Restate the records below word for word, and omit the images they hold.

──────

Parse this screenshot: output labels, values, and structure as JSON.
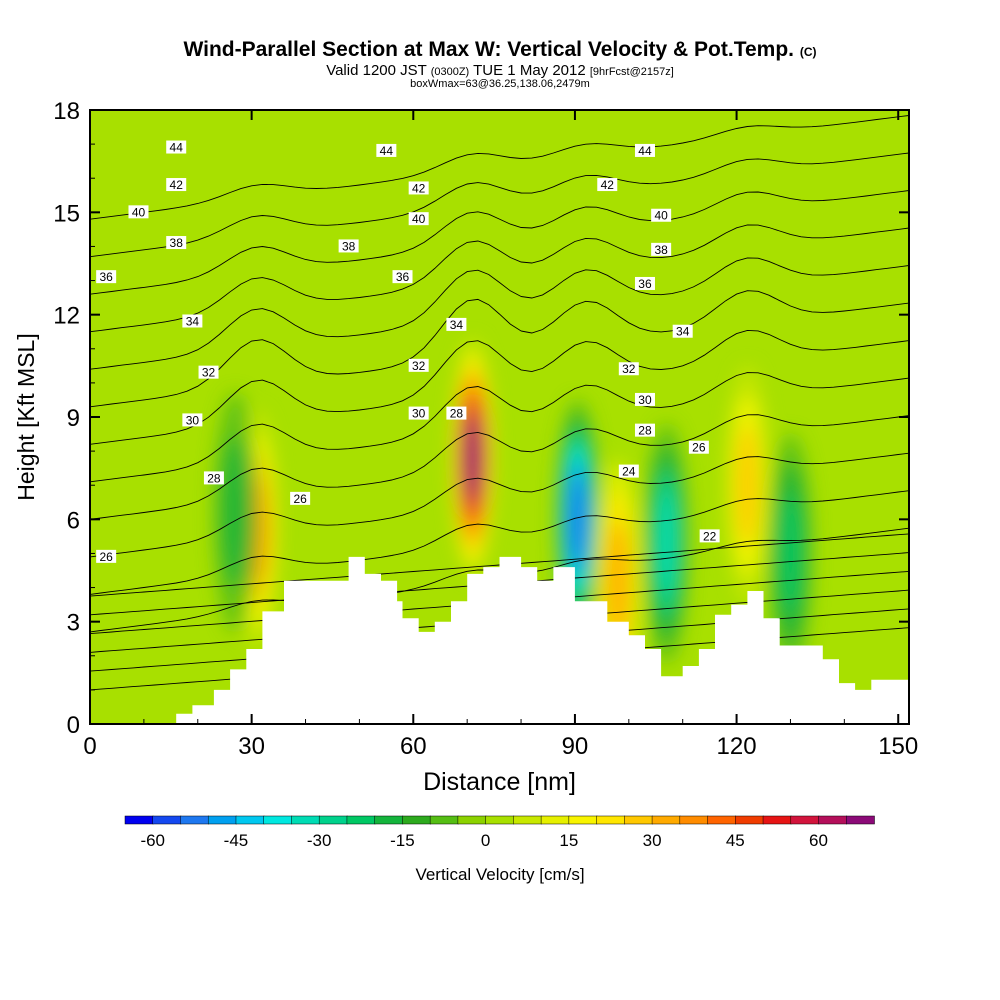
{
  "header": {
    "title": "Wind-Parallel Section at Max W: Vertical Velocity & Pot.Temp.",
    "title_mark": "(C)",
    "valid_prefix": "Valid 1200 JST",
    "valid_utc": "(0300Z)",
    "valid_date": "TUE 1 May 2012",
    "forecast": "[9hrFcst@2157z]",
    "box_info": "boxWmax=63@36.25,138.06,2479m"
  },
  "colors": {
    "background_field": "#9bdc00",
    "terrain": "#ffffff",
    "contour": "#000000",
    "frame": "#000000"
  },
  "chart_data": {
    "type": "heatmap",
    "xlabel": "Distance [nm]",
    "ylabel": "Height [Kft MSL]",
    "xlim": [
      0,
      152
    ],
    "ylim": [
      0,
      18
    ],
    "x_ticks": [
      "0",
      "30",
      "60",
      "90",
      "120",
      "150"
    ],
    "y_ticks": [
      "0",
      "3",
      "6",
      "9",
      "12",
      "15",
      "18"
    ],
    "colorbar": {
      "label": "Vertical Velocity [cm/s]",
      "tick_labels": [
        "-60",
        "-45",
        "-30",
        "-15",
        "0",
        "15",
        "30",
        "45",
        "60"
      ],
      "tick_values": [
        -60,
        -45,
        -30,
        -15,
        0,
        15,
        30,
        45,
        60
      ],
      "levels": [
        -65,
        -60,
        -55,
        -50,
        -45,
        -40,
        -35,
        -30,
        -25,
        -20,
        -15,
        -10,
        -5,
        0,
        5,
        10,
        15,
        20,
        25,
        30,
        35,
        40,
        45,
        50,
        55,
        60,
        65,
        70
      ],
      "colors": [
        "#0000f0",
        "#1448f0",
        "#1e78f0",
        "#00a0f0",
        "#00c8f0",
        "#00e8e0",
        "#00dcb4",
        "#00d28c",
        "#00c864",
        "#14b43c",
        "#2daa1e",
        "#55be14",
        "#8cd200",
        "#a8e000",
        "#c8e800",
        "#e6f000",
        "#f8f400",
        "#ffe600",
        "#ffc800",
        "#ffaa00",
        "#ff8c00",
        "#ff6400",
        "#f03c00",
        "#e61414",
        "#d2143c",
        "#b40f5a",
        "#8c0a78"
      ]
    },
    "vertical_velocity_features": [
      {
        "x": 31,
        "y": 5.7,
        "value": 35
      },
      {
        "x": 71,
        "y": 7.8,
        "value": 65
      },
      {
        "x": 90.5,
        "y": 6.0,
        "value": -55
      },
      {
        "x": 98,
        "y": 4.2,
        "value": 30
      },
      {
        "x": 107,
        "y": 5.3,
        "value": -35
      },
      {
        "x": 122,
        "y": 7.0,
        "value": 25
      },
      {
        "x": 130,
        "y": 5.0,
        "value": -25
      },
      {
        "x": 27,
        "y": 6.2,
        "value": -20
      }
    ],
    "terrain_profile": {
      "x": [
        0,
        16,
        16,
        19,
        19,
        23,
        23,
        26,
        26,
        29,
        29,
        32,
        32,
        36,
        36,
        48,
        48,
        51,
        51,
        54,
        54,
        57,
        57,
        58,
        58,
        61,
        61,
        64,
        64,
        67,
        67,
        70,
        70,
        73,
        73,
        76,
        76,
        80,
        80,
        83,
        83,
        86,
        86,
        90,
        90,
        96,
        96,
        100,
        100,
        103,
        103,
        106,
        106,
        110,
        110,
        113,
        113,
        116,
        116,
        119,
        119,
        122,
        122,
        125,
        125,
        128,
        128,
        136,
        136,
        139,
        139,
        142,
        142,
        145,
        145,
        152
      ],
      "y": [
        0,
        0,
        0.3,
        0.3,
        0.55,
        0.55,
        1.0,
        1.0,
        1.6,
        1.6,
        2.2,
        2.2,
        3.3,
        3.3,
        4.2,
        4.2,
        4.9,
        4.9,
        4.4,
        4.4,
        4.2,
        4.2,
        3.6,
        3.6,
        3.1,
        3.1,
        2.7,
        2.7,
        3.0,
        3.0,
        3.6,
        3.6,
        4.4,
        4.4,
        4.6,
        4.6,
        4.9,
        4.9,
        4.6,
        4.6,
        4.2,
        4.2,
        4.6,
        4.6,
        3.6,
        3.6,
        3.0,
        3.0,
        2.6,
        2.6,
        2.2,
        2.2,
        1.4,
        1.4,
        1.7,
        1.7,
        2.2,
        2.2,
        3.2,
        3.2,
        3.5,
        3.5,
        3.9,
        3.9,
        3.1,
        3.1,
        2.3,
        2.3,
        1.9,
        1.9,
        1.2,
        1.2,
        1.0,
        1.0,
        1.3,
        1.3
      ]
    },
    "potential_temperature_contours": {
      "label_units": "none",
      "levels": [
        22,
        24,
        26,
        28,
        30,
        32,
        34,
        36,
        38,
        40,
        42,
        44
      ],
      "labels": [
        {
          "text": "44",
          "x": 16,
          "y": 16.9
        },
        {
          "text": "44",
          "x": 55,
          "y": 16.8
        },
        {
          "text": "44",
          "x": 103,
          "y": 16.8
        },
        {
          "text": "42",
          "x": 16,
          "y": 15.8
        },
        {
          "text": "42",
          "x": 61,
          "y": 15.7
        },
        {
          "text": "42",
          "x": 96,
          "y": 15.8
        },
        {
          "text": "40",
          "x": 9,
          "y": 15.0
        },
        {
          "text": "40",
          "x": 61,
          "y": 14.8
        },
        {
          "text": "40",
          "x": 106,
          "y": 14.9
        },
        {
          "text": "38",
          "x": 16,
          "y": 14.1
        },
        {
          "text": "38",
          "x": 48,
          "y": 14.0
        },
        {
          "text": "38",
          "x": 106,
          "y": 13.9
        },
        {
          "text": "36",
          "x": 3,
          "y": 13.1
        },
        {
          "text": "36",
          "x": 58,
          "y": 13.1
        },
        {
          "text": "36",
          "x": 103,
          "y": 12.9
        },
        {
          "text": "34",
          "x": 19,
          "y": 11.8
        },
        {
          "text": "34",
          "x": 68,
          "y": 11.7
        },
        {
          "text": "34",
          "x": 110,
          "y": 11.5
        },
        {
          "text": "32",
          "x": 22,
          "y": 10.3
        },
        {
          "text": "32",
          "x": 61,
          "y": 10.5
        },
        {
          "text": "32",
          "x": 100,
          "y": 10.4
        },
        {
          "text": "30",
          "x": 19,
          "y": 8.9
        },
        {
          "text": "30",
          "x": 61,
          "y": 9.1
        },
        {
          "text": "30",
          "x": 103,
          "y": 9.5
        },
        {
          "text": "28",
          "x": 23,
          "y": 7.2
        },
        {
          "text": "28",
          "x": 68,
          "y": 9.1
        },
        {
          "text": "28",
          "x": 103,
          "y": 8.6
        },
        {
          "text": "26",
          "x": 3,
          "y": 4.9
        },
        {
          "text": "26",
          "x": 39,
          "y": 6.6
        },
        {
          "text": "26",
          "x": 113,
          "y": 8.1
        },
        {
          "text": "24",
          "x": 100,
          "y": 7.4
        },
        {
          "text": "22",
          "x": 115,
          "y": 5.5
        }
      ]
    }
  }
}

──────

Full solution
Parse this screenshot: output labels, values, and structure as JSON.
{
  "header": {
    "title": "Wind-Parallel Section at Max W: Vertical Velocity & Pot.Temp.",
    "title_mark": "(C)",
    "valid_prefix": "Valid 1200 JST",
    "valid_utc": "(0300Z)",
    "valid_date": "TUE 1 May 2012",
    "forecast": "[9hrFcst@2157z]",
    "box_info": "boxWmax=63@36.25,138.06,2479m"
  },
  "colors": {
    "background_field": "#9bdc00",
    "terrain": "#ffffff",
    "contour": "#000000",
    "frame": "#000000"
  },
  "chart_data": {
    "type": "heatmap",
    "xlabel": "Distance [nm]",
    "ylabel": "Height [Kft MSL]",
    "xlim": [
      0,
      152
    ],
    "ylim": [
      0,
      18
    ],
    "x_ticks": [
      "0",
      "30",
      "60",
      "90",
      "120",
      "150"
    ],
    "y_ticks": [
      "0",
      "3",
      "6",
      "9",
      "12",
      "15",
      "18"
    ],
    "colorbar": {
      "label": "Vertical Velocity [cm/s]",
      "tick_labels": [
        "-60",
        "-45",
        "-30",
        "-15",
        "0",
        "15",
        "30",
        "45",
        "60"
      ],
      "tick_values": [
        -60,
        -45,
        -30,
        -15,
        0,
        15,
        30,
        45,
        60
      ],
      "levels": [
        -65,
        -60,
        -55,
        -50,
        -45,
        -40,
        -35,
        -30,
        -25,
        -20,
        -15,
        -10,
        -5,
        0,
        5,
        10,
        15,
        20,
        25,
        30,
        35,
        40,
        45,
        50,
        55,
        60,
        65,
        70
      ],
      "colors": [
        "#0000f0",
        "#1448f0",
        "#1e78f0",
        "#00a0f0",
        "#00c8f0",
        "#00e8e0",
        "#00dcb4",
        "#00d28c",
        "#00c864",
        "#14b43c",
        "#2daa1e",
        "#55be14",
        "#8cd200",
        "#a8e000",
        "#c8e800",
        "#e6f000",
        "#f8f400",
        "#ffe600",
        "#ffc800",
        "#ffaa00",
        "#ff8c00",
        "#ff6400",
        "#f03c00",
        "#e61414",
        "#d2143c",
        "#b40f5a",
        "#8c0a78"
      ]
    },
    "vertical_velocity_features": [
      {
        "x": 31,
        "y": 5.7,
        "value": 35
      },
      {
        "x": 71,
        "y": 7.8,
        "value": 65
      },
      {
        "x": 90.5,
        "y": 6.0,
        "value": -55
      },
      {
        "x": 98,
        "y": 4.2,
        "value": 30
      },
      {
        "x": 107,
        "y": 5.3,
        "value": -35
      },
      {
        "x": 122,
        "y": 7.0,
        "value": 25
      },
      {
        "x": 130,
        "y": 5.0,
        "value": -25
      },
      {
        "x": 27,
        "y": 6.2,
        "value": -20
      }
    ],
    "terrain_profile": {
      "x": [
        0,
        16,
        16,
        19,
        19,
        23,
        23,
        26,
        26,
        29,
        29,
        32,
        32,
        36,
        36,
        48,
        48,
        51,
        51,
        54,
        54,
        57,
        57,
        58,
        58,
        61,
        61,
        64,
        64,
        67,
        67,
        70,
        70,
        73,
        73,
        76,
        76,
        80,
        80,
        83,
        83,
        86,
        86,
        90,
        90,
        96,
        96,
        100,
        100,
        103,
        103,
        106,
        106,
        110,
        110,
        113,
        113,
        116,
        116,
        119,
        119,
        122,
        122,
        125,
        125,
        128,
        128,
        136,
        136,
        139,
        139,
        142,
        142,
        145,
        145,
        152
      ],
      "y": [
        0,
        0,
        0.3,
        0.3,
        0.55,
        0.55,
        1.0,
        1.0,
        1.6,
        1.6,
        2.2,
        2.2,
        3.3,
        3.3,
        4.2,
        4.2,
        4.9,
        4.9,
        4.4,
        4.4,
        4.2,
        4.2,
        3.6,
        3.6,
        3.1,
        3.1,
        2.7,
        2.7,
        3.0,
        3.0,
        3.6,
        3.6,
        4.4,
        4.4,
        4.6,
        4.6,
        4.9,
        4.9,
        4.6,
        4.6,
        4.2,
        4.2,
        4.6,
        4.6,
        3.6,
        3.6,
        3.0,
        3.0,
        2.6,
        2.6,
        2.2,
        2.2,
        1.4,
        1.4,
        1.7,
        1.7,
        2.2,
        2.2,
        3.2,
        3.2,
        3.5,
        3.5,
        3.9,
        3.9,
        3.1,
        3.1,
        2.3,
        2.3,
        1.9,
        1.9,
        1.2,
        1.2,
        1.0,
        1.0,
        1.3,
        1.3
      ]
    },
    "potential_temperature_contours": {
      "label_units": "none",
      "levels": [
        22,
        24,
        26,
        28,
        30,
        32,
        34,
        36,
        38,
        40,
        42,
        44
      ],
      "labels": [
        {
          "text": "44",
          "x": 16,
          "y": 16.9
        },
        {
          "text": "44",
          "x": 55,
          "y": 16.8
        },
        {
          "text": "44",
          "x": 103,
          "y": 16.8
        },
        {
          "text": "42",
          "x": 16,
          "y": 15.8
        },
        {
          "text": "42",
          "x": 61,
          "y": 15.7
        },
        {
          "text": "42",
          "x": 96,
          "y": 15.8
        },
        {
          "text": "40",
          "x": 9,
          "y": 15.0
        },
        {
          "text": "40",
          "x": 61,
          "y": 14.8
        },
        {
          "text": "40",
          "x": 106,
          "y": 14.9
        },
        {
          "text": "38",
          "x": 16,
          "y": 14.1
        },
        {
          "text": "38",
          "x": 48,
          "y": 14.0
        },
        {
          "text": "38",
          "x": 106,
          "y": 13.9
        },
        {
          "text": "36",
          "x": 3,
          "y": 13.1
        },
        {
          "text": "36",
          "x": 58,
          "y": 13.1
        },
        {
          "text": "36",
          "x": 103,
          "y": 12.9
        },
        {
          "text": "34",
          "x": 19,
          "y": 11.8
        },
        {
          "text": "34",
          "x": 68,
          "y": 11.7
        },
        {
          "text": "34",
          "x": 110,
          "y": 11.5
        },
        {
          "text": "32",
          "x": 22,
          "y": 10.3
        },
        {
          "text": "32",
          "x": 61,
          "y": 10.5
        },
        {
          "text": "32",
          "x": 100,
          "y": 10.4
        },
        {
          "text": "30",
          "x": 19,
          "y": 8.9
        },
        {
          "text": "30",
          "x": 61,
          "y": 9.1
        },
        {
          "text": "30",
          "x": 103,
          "y": 9.5
        },
        {
          "text": "28",
          "x": 23,
          "y": 7.2
        },
        {
          "text": "28",
          "x": 68,
          "y": 9.1
        },
        {
          "text": "28",
          "x": 103,
          "y": 8.6
        },
        {
          "text": "26",
          "x": 3,
          "y": 4.9
        },
        {
          "text": "26",
          "x": 39,
          "y": 6.6
        },
        {
          "text": "26",
          "x": 113,
          "y": 8.1
        },
        {
          "text": "24",
          "x": 100,
          "y": 7.4
        },
        {
          "text": "22",
          "x": 115,
          "y": 5.5
        }
      ]
    }
  }
}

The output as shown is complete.